Given problem:
Locate every line in the material below that has the word "donaldjtrumpjr". Copy each of those lines.

[Dataset items]
╭──

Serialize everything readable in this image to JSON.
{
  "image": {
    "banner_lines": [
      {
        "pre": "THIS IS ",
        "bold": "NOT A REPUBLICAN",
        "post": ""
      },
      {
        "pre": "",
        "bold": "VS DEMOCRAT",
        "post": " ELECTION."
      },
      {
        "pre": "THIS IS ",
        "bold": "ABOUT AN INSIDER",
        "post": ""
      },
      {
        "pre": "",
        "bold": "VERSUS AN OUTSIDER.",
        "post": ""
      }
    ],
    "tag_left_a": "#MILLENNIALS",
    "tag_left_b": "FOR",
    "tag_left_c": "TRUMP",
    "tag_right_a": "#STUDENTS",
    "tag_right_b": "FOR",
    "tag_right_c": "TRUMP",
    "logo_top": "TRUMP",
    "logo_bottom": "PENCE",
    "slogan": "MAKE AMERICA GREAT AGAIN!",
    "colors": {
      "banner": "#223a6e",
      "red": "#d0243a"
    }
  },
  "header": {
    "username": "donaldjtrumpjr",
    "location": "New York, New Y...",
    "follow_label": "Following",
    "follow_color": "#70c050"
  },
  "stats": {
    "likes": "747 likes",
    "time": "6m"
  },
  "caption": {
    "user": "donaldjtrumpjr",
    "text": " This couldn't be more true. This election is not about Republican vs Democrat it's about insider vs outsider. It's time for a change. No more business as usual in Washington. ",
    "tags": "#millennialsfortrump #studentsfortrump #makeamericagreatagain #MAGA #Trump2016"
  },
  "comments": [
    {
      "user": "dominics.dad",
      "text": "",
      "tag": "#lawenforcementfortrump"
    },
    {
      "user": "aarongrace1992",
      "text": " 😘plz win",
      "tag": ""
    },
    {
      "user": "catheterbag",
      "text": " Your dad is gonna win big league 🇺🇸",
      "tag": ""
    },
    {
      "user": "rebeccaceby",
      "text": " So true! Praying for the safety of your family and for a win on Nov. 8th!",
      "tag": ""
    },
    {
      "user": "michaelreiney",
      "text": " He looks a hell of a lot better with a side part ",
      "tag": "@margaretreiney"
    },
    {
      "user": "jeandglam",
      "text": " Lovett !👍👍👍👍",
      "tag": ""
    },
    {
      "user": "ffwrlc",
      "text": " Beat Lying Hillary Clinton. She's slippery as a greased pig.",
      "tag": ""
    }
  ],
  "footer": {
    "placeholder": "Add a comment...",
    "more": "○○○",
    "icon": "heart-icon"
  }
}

╰──

Reply:
    "username": "donaldjtrumpjr",
    "user": "donaldjtrumpjr",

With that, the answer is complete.